■ Aim of the task
Quote everything in the listing from the line containing "bar-value-label: 34 % [1104, 327, 1172, 360]" down to the line containing "minus-marker-icon [2135, 809, 2165, 840]", including both of those lines.

■ Spatial annotation listing

## BEGIN

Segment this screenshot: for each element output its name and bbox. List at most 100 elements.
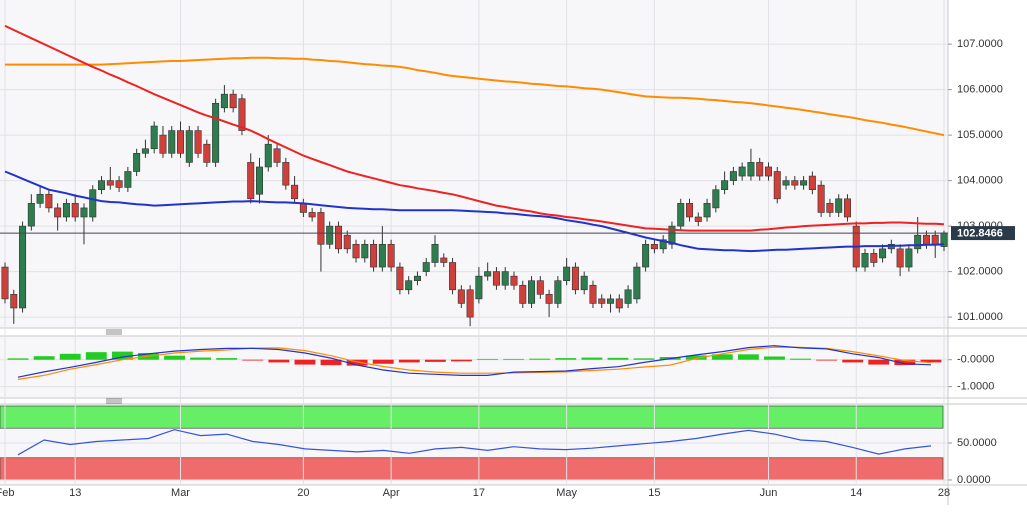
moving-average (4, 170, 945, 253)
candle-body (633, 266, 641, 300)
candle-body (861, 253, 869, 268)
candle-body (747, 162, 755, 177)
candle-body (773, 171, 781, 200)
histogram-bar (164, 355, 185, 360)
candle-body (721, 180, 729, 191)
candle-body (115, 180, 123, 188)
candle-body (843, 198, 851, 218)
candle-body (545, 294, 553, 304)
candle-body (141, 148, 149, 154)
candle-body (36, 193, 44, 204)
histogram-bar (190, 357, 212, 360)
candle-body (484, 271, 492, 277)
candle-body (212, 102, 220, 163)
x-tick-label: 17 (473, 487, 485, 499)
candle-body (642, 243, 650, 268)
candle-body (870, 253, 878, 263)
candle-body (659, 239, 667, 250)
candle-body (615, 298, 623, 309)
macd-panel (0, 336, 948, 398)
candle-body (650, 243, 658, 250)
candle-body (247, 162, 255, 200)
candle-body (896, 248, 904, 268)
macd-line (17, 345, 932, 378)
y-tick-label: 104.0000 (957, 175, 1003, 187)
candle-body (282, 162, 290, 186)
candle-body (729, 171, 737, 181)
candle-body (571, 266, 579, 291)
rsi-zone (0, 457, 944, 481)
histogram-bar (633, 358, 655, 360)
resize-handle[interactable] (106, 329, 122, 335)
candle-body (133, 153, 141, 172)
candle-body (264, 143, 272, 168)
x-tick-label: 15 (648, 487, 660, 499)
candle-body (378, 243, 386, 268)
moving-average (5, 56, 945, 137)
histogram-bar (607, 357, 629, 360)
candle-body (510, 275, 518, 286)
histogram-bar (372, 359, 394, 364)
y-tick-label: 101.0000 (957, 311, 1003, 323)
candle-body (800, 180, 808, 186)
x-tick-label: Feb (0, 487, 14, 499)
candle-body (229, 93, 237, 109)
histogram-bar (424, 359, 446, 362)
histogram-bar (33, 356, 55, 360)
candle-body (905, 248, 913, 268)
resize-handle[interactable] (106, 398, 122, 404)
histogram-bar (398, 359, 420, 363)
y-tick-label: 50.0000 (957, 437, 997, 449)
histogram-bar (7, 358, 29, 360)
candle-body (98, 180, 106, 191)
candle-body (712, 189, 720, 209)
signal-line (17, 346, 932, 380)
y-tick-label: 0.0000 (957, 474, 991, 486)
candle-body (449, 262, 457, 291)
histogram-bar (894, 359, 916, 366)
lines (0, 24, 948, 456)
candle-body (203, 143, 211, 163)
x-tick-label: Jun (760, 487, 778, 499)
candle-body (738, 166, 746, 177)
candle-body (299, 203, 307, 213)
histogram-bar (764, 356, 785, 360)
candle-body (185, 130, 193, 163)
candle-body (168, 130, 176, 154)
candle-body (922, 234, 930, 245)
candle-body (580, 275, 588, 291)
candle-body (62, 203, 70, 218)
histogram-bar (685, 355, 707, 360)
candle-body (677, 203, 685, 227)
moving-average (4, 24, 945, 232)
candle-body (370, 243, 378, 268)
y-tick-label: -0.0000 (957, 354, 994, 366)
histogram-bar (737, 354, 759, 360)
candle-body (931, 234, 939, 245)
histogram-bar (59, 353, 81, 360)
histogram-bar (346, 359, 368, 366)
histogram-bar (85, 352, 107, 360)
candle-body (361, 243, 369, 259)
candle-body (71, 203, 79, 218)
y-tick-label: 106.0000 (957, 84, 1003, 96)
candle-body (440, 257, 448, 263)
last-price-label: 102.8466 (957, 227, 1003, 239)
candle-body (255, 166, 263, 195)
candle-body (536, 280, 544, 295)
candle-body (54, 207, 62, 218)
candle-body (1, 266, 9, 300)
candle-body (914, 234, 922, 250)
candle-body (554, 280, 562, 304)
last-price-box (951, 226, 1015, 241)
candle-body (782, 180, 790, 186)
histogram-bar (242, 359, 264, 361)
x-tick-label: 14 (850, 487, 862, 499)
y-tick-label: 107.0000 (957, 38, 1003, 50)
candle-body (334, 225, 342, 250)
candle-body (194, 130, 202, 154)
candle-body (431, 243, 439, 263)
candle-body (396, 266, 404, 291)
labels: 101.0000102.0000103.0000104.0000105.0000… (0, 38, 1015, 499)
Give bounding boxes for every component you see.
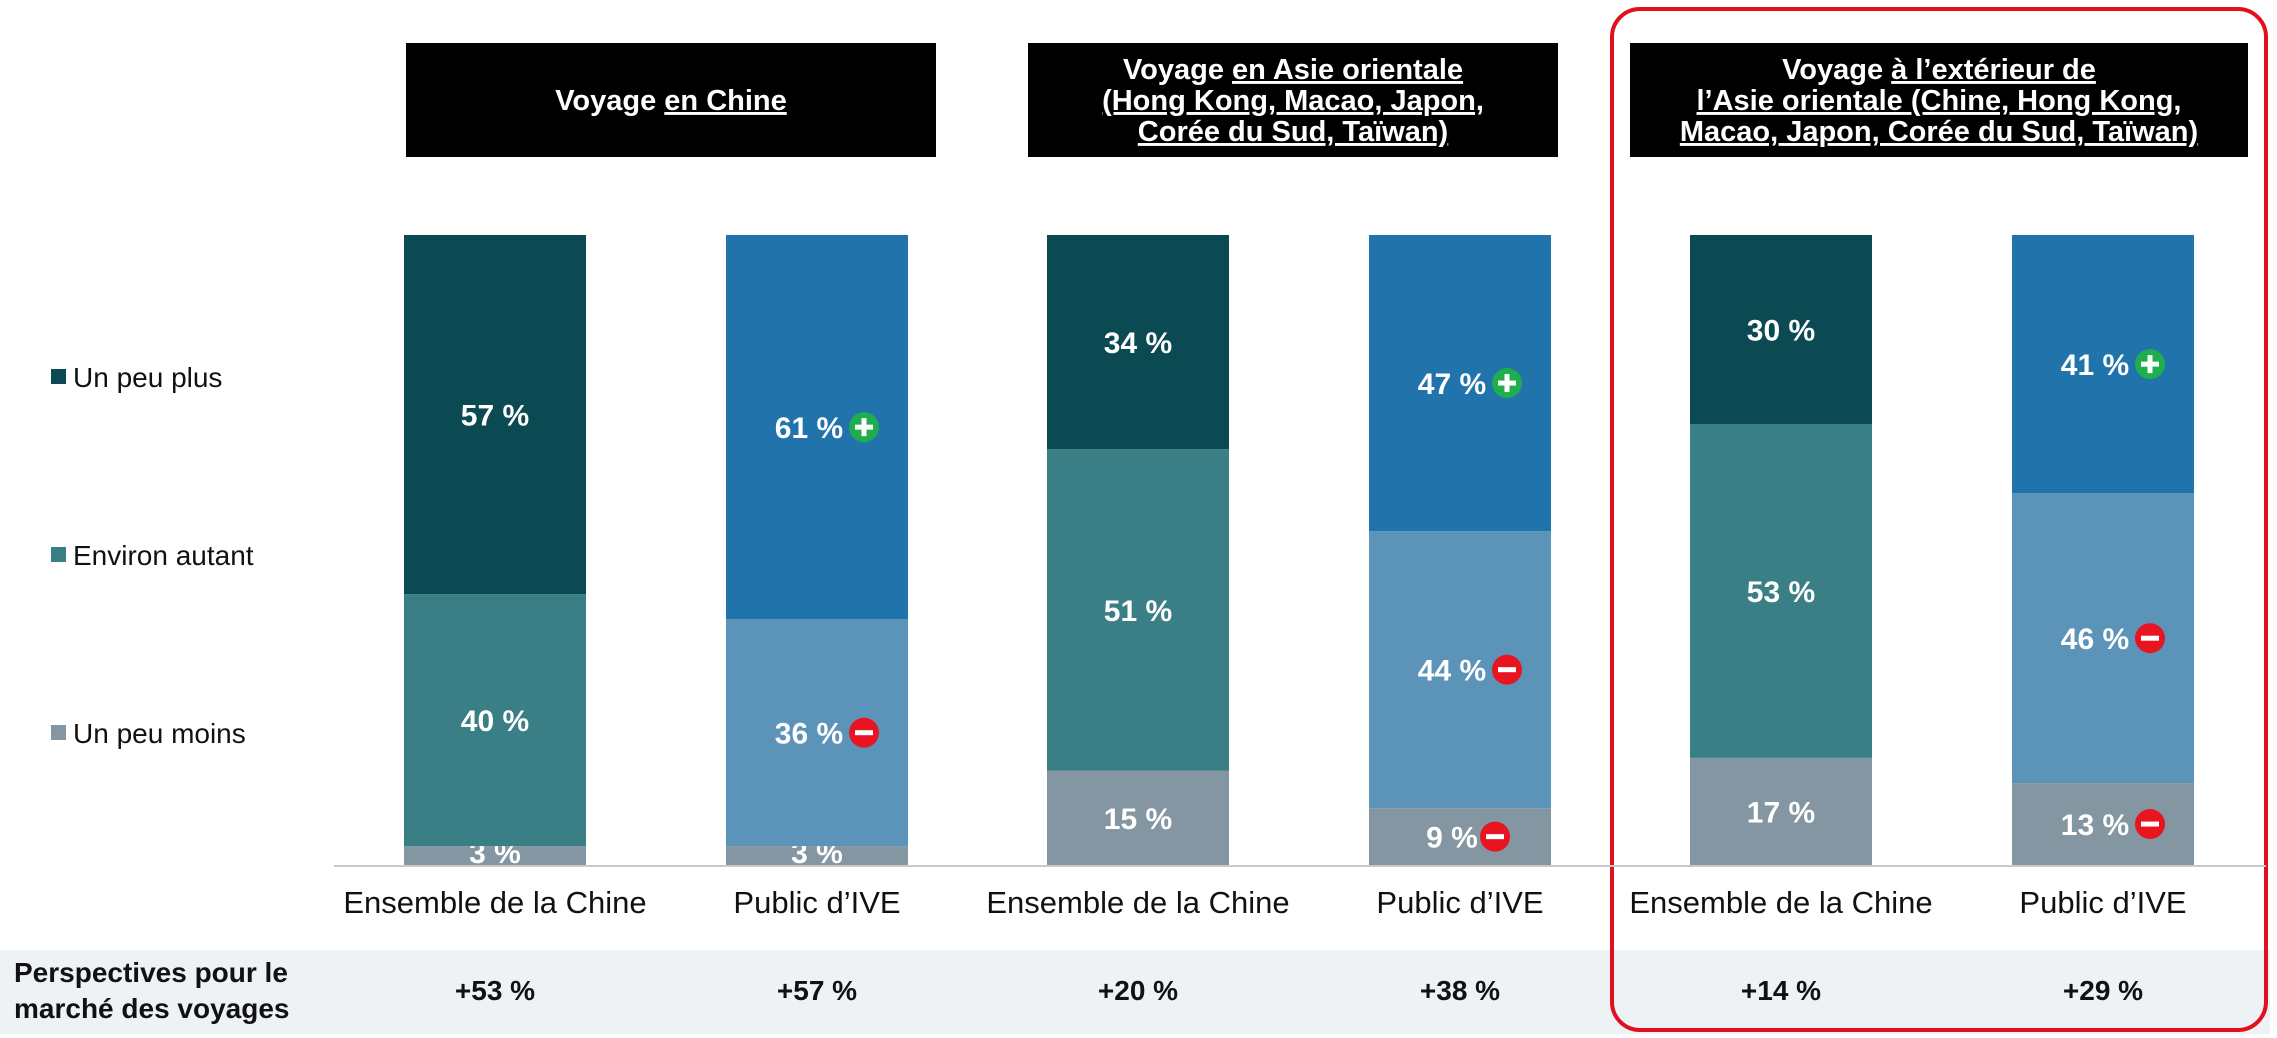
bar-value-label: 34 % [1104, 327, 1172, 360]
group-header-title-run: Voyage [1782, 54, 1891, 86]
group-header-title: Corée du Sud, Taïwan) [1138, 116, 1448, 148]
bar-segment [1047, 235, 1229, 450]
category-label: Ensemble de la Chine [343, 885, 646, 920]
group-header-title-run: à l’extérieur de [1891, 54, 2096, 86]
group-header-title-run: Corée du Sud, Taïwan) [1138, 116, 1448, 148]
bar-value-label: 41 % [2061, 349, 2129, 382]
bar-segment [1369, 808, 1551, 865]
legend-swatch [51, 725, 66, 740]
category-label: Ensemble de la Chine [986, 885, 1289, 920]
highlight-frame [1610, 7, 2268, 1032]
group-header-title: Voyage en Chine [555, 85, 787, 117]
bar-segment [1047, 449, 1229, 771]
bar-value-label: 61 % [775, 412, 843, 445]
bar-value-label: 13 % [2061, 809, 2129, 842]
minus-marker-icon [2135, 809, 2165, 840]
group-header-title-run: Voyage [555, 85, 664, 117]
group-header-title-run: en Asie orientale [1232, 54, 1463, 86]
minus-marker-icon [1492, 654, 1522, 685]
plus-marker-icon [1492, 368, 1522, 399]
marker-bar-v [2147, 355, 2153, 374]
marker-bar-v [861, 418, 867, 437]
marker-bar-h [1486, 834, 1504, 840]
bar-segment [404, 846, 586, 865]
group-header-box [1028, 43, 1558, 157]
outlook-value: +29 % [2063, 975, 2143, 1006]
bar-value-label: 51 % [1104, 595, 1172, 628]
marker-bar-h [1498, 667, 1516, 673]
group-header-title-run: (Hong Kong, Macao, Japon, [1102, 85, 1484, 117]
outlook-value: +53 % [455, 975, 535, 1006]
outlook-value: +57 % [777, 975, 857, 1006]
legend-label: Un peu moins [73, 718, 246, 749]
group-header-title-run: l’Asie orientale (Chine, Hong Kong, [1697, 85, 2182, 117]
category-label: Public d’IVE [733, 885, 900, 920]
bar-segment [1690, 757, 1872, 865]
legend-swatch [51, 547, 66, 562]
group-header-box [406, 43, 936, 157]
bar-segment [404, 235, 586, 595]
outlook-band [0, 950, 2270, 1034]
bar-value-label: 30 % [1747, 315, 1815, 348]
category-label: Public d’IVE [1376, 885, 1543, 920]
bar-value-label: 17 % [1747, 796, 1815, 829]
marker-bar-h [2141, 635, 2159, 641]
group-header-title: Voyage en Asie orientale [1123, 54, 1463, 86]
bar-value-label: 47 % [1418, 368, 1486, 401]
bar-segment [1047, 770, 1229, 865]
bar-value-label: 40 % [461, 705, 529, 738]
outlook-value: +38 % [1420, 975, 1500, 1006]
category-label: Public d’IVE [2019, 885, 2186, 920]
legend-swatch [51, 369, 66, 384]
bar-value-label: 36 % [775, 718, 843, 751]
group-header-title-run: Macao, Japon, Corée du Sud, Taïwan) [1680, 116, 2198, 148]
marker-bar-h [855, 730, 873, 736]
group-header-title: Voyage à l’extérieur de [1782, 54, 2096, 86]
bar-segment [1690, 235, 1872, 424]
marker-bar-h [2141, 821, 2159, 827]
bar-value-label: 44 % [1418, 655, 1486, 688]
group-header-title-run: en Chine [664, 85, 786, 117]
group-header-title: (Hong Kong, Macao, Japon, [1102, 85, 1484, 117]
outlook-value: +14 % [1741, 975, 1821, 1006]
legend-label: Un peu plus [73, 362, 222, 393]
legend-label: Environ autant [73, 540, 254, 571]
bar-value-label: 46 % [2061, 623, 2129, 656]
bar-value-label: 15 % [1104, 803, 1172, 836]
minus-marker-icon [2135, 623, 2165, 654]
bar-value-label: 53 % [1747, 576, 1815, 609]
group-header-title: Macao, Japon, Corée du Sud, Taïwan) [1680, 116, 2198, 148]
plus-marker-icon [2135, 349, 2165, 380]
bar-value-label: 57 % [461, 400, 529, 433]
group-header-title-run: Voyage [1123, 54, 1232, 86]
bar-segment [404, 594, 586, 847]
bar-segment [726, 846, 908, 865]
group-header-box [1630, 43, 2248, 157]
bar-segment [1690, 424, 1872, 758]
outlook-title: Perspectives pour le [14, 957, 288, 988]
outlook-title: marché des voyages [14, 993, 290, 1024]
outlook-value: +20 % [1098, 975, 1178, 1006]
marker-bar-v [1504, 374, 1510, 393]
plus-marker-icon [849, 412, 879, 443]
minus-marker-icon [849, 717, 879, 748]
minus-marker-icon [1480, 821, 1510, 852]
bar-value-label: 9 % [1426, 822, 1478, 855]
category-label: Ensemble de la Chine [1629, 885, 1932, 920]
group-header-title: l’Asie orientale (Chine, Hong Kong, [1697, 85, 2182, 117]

## END

■ Written response
bar-value-label: 34 % [1104, 327, 1172, 360]
group-header-title-run: Voyage [1782, 54, 1891, 86]
group-header-title: Corée du Sud, Taïwan) [1138, 116, 1448, 148]
bar-segment [1047, 235, 1229, 450]
category-label: Ensemble de la Chine [343, 885, 646, 920]
group-header-title-run: à l’extérieur de [1891, 54, 2096, 86]
group-header-title-run: Corée du Sud, Taïwan) [1138, 116, 1448, 148]
bar-value-label: 41 % [2061, 349, 2129, 382]
bar-segment [1369, 808, 1551, 865]
legend-swatch [51, 725, 66, 740]
category-label: Ensemble de la Chine [986, 885, 1289, 920]
highlight-frame [1610, 7, 2268, 1032]
group-header-title: Voyage en Chine [555, 85, 787, 117]
bar-segment [1047, 449, 1229, 771]
bar-value-label: 61 % [775, 412, 843, 445]
bar-value-label: 13 % [2061, 809, 2129, 842]
minus-marker-icon [2135, 809, 2165, 840]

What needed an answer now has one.